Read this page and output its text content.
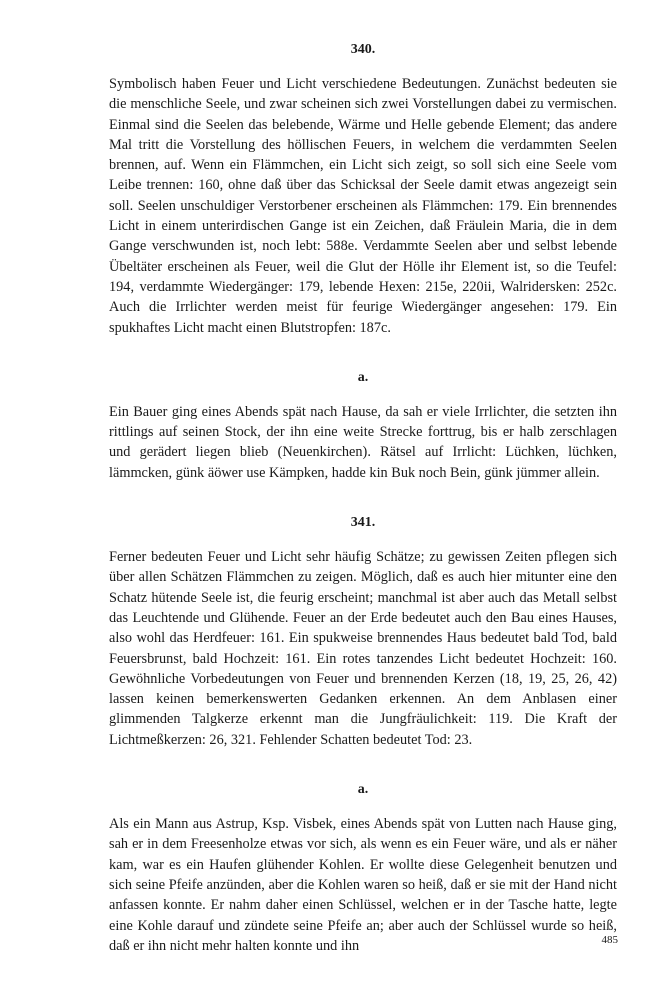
340.

Symbolisch haben Feuer und Licht verschiedene Bedeutungen. Zunächst bedeuten sie die menschliche Seele, und zwar scheinen sich zwei Vorstellungen dabei zu vermischen. Einmal sind die Seelen das belebende, Wärme und Helle gebende Element; das andere Mal tritt die Vorstellung des höllischen Feuers, in welchem die verdammten Seelen brennen, auf. Wenn ein Flämmchen, ein Licht sich zeigt, so soll sich eine Seele vom Leibe trennen: 160, ohne daß über das Schicksal der Seele damit etwas angezeigt sein soll. Seelen unschuldiger Verstorbener erscheinen als Flämmchen: 179. Ein brennendes Licht in einem unterirdischen Gange ist ein Zeichen, daß Fräulein Maria, die in dem Gange verschwunden ist, noch lebt: 588e. Verdammte Seelen aber und selbst lebende Übeltäter erscheinen als Feuer, weil die Glut der Hölle ihr Element ist, so die Teufel: 194, verdammte Wiedergänger: 179, lebende Hexen: 215e, 220ii, Walridersken: 252c. Auch die Irrlichter werden meist für feurige Wiedergänger angesehen: 179. Ein spukhaftes Licht macht einen Blutstropfen: 187c.

a.

Ein Bauer ging eines Abends spät nach Hause, da sah er viele Irrlichter, die setzten ihn rittlings auf seinen Stock, der ihn eine weite Strecke forttrug, bis er halb zerschlagen und gerädert liegen blieb (Neuenkirchen). Rätsel auf Irrlicht: Lüchken, lüchken, lämmcken, günk äöwer use Kämpken, hadde kin Buk noch Bein, günk jümmer allein.

341.

Ferner bedeuten Feuer und Licht sehr häufig Schätze; zu gewissen Zeiten pflegen sich über allen Schätzen Flämmchen zu zeigen. Möglich, daß es auch hier mitunter eine den Schatz hütende Seele ist, die feurig erscheint; manchmal ist aber auch das Metall selbst das Leuchtende und Glühende. Feuer an der Erde bedeutet auch den Bau eines Hauses, also wohl das Herdfeuer: 161. Ein spukweise brennendes Haus bedeutet bald Tod, bald Feuersbrunst, bald Hochzeit: 161. Ein rotes tanzendes Licht bedeutet Hochzeit: 160. Gewöhnliche Vorbedeutungen von Feuer und brennenden Kerzen (18, 19, 25, 26, 42) lassen keinen bemerkenswerten Gedanken erkennen. An dem Anblasen einer glimmenden Talgkerze erkennt man die Jungfräulichkeit: 119. Die Kraft der Lichtmeßkerzen: 26, 321. Fehlender Schatten bedeutet Tod: 23.

a.

Als ein Mann aus Astrup, Ksp. Visbek, eines Abends spät von Lutten nach Hause ging, sah er in dem Freesenholze etwas vor sich, als wenn es ein Feuer wäre, und als er näher kam, war es ein Haufen glühender Kohlen. Er wollte diese Gelegenheit benutzen und sich seine Pfeife anzünden, aber die Kohlen waren so heiß, daß er sie mit der Hand nicht anfassen konnte. Er nahm daher einen Schlüssel, welchen er in der Tasche hatte, legte eine Kohle darauf und zündete seine Pfeife an; aber auch der Schlüssel wurde so heiß, daß er ihn nicht mehr halten konnte und ihn	485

----------------

Reproduce the whole listing exactly, but not the images in it.

#### Full output:
Read this page and output its text content.
340.

Symbolisch haben Feuer und Licht verschiedene Bedeutungen. Zunächst bedeuten sie die menschliche Seele, und zwar scheinen sich zwei Vorstellungen dabei zu vermischen. Einmal sind die Seelen das belebende, Wärme und Helle gebende Element; das andere Mal tritt die Vorstellung des höllischen Feuers, in welchem die verdammten Seelen brennen, auf. Wenn ein Flämmchen, ein Licht sich zeigt, so soll sich eine Seele vom Leibe trennen: 160, ohne daß über das Schicksal der Seele damit etwas angezeigt sein soll. Seelen unschuldiger Verstorbener erscheinen als Flämmchen: 179. Ein brennendes Licht in einem unterirdischen Gange ist ein Zeichen, daß Fräulein Maria, die in dem Gange verschwunden ist, noch lebt: 588e. Verdammte Seelen aber und selbst lebende Übeltäter erscheinen als Feuer, weil die Glut der Hölle ihr Element ist, so die Teufel: 194, verdammte Wiedergänger: 179, lebende Hexen: 215e, 220ii, Walridersken: 252c. Auch die Irrlichter werden meist für feurige Wiedergänger angesehen: 179. Ein spukhaftes Licht macht einen Blutstropfen: 187c.

a.

Ein Bauer ging eines Abends spät nach Hause, da sah er viele Irrlichter, die setzten ihn rittlings auf seinen Stock, der ihn eine weite Strecke forttrug, bis er halb zerschlagen und gerädert liegen blieb (Neuenkirchen). Rätsel auf Irrlicht: Lüchken, lüchken, lämmcken, günk äöwer use Kämpken, hadde kin Buk noch Bein, günk jümmer allein.

341.

Ferner bedeuten Feuer und Licht sehr häufig Schätze; zu gewissen Zeiten pflegen sich über allen Schätzen Flämmchen zu zeigen. Möglich, daß es auch hier mitunter eine den Schatz hütende Seele ist, die feurig erscheint; manchmal ist aber auch das Metall selbst das Leuchtende und Glühende. Feuer an der Erde bedeutet auch den Bau eines Hauses, also wohl das Herdfeuer: 161. Ein spukweise brennendes Haus bedeutet bald Tod, bald Feuersbrunst, bald Hochzeit: 161. Ein rotes tanzendes Licht bedeutet Hochzeit: 160. Gewöhnliche Vorbedeutungen von Feuer und brennenden Kerzen (18, 19, 25, 26, 42) lassen keinen bemerkenswerten Gedanken erkennen. An dem Anblasen einer glimmenden Talgkerze erkennt man die Jungfräulichkeit: 119. Die Kraft der Lichtmeßkerzen: 26, 321. Fehlender Schatten bedeutet Tod: 23.

a.

Als ein Mann aus Astrup, Ksp. Visbek, eines Abends spät von Lutten nach Hause ging, sah er in dem Freesenholze etwas vor sich, als wenn es ein Feuer wäre, und als er näher kam, war es ein Haufen glühender Kohlen. Er wollte diese Gelegenheit benutzen und sich seine Pfeife anzünden, aber die Kohlen waren so heiß, daß er sie mit der Hand nicht anfassen konnte. Er nahm daher einen Schlüssel, welchen er in der Tasche hatte, legte eine Kohle darauf und zündete seine Pfeife an; aber auch der Schlüssel wurde so heiß, daß er ihn nicht mehr halten konnte und ihn	485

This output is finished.